[Given exercise]:
Write out the listing beneath this instruction in its entirety, exactly as it reads.

-------- Data rows --------

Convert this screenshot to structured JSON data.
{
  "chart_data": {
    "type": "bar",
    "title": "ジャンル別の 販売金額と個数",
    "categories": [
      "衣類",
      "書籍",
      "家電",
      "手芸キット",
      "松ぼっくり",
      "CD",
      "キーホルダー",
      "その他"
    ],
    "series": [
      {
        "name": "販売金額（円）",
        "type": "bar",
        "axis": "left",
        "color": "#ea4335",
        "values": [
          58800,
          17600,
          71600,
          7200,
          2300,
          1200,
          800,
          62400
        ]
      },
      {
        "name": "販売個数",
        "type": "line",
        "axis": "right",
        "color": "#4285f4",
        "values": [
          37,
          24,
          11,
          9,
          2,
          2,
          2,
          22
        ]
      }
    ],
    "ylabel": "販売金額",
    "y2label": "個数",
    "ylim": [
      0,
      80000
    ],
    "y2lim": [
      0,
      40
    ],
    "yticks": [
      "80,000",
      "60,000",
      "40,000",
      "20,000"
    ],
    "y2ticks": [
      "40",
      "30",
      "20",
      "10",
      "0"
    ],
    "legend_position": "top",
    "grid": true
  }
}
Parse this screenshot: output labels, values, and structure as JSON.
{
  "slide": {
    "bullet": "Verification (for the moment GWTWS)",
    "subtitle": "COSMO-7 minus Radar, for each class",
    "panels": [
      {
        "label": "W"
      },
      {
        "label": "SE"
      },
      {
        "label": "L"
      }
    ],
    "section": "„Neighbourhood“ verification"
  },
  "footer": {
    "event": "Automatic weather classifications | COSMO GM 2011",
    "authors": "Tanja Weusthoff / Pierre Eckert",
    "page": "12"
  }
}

--------

[Result for this exercise]:
Convert this screenshot to structured JSON data.
{
  "chart_data": {
    "type": "bar",
    "title": "ジャンル別の 販売金額と個数",
    "categories": [
      "衣類",
      "書籍",
      "家電",
      "手芸キット",
      "松ぼっくり",
      "CD",
      "キーホルダー",
      "その他"
    ],
    "series": [
      {
        "name": "販売金額（円）",
        "type": "bar",
        "axis": "left",
        "color": "#ea4335",
        "values": [
          58800,
          17600,
          71600,
          7200,
          2300,
          1200,
          800,
          62400
        ]
      },
      {
        "name": "販売個数",
        "type": "line",
        "axis": "right",
        "color": "#4285f4",
        "values": [
          37,
          24,
          11,
          9,
          2,
          2,
          2,
          22
        ]
      }
    ],
    "ylabel": "販売金額",
    "y2label": "個数",
    "ylim": [
      0,
      80000
    ],
    "y2lim": [
      0,
      40
    ],
    "yticks": [
      "80,000",
      "60,000",
      "40,000",
      "20,000"
    ],
    "y2ticks": [
      "40",
      "30",
      "20",
      "10",
      "0"
    ],
    "legend_position": "top",
    "grid": true
  }
}
Parse this screenshot: output labels, values, and structure as JSON.
{
  "slide": {
    "bullet": "Verification (for the moment GWTWS)",
    "subtitle": "COSMO-7 minus Radar, for each class",
    "panels": [
      {
        "label": "W"
      },
      {
        "label": "SE"
      },
      {
        "label": "L"
      }
    ],
    "section": "„Neighbourhood“ verification"
  },
  "footer": {
    "event": "Automatic weather classifications | COSMO GM 2011",
    "authors": "Tanja Weusthoff / Pierre Eckert",
    "page": "12"
  }
}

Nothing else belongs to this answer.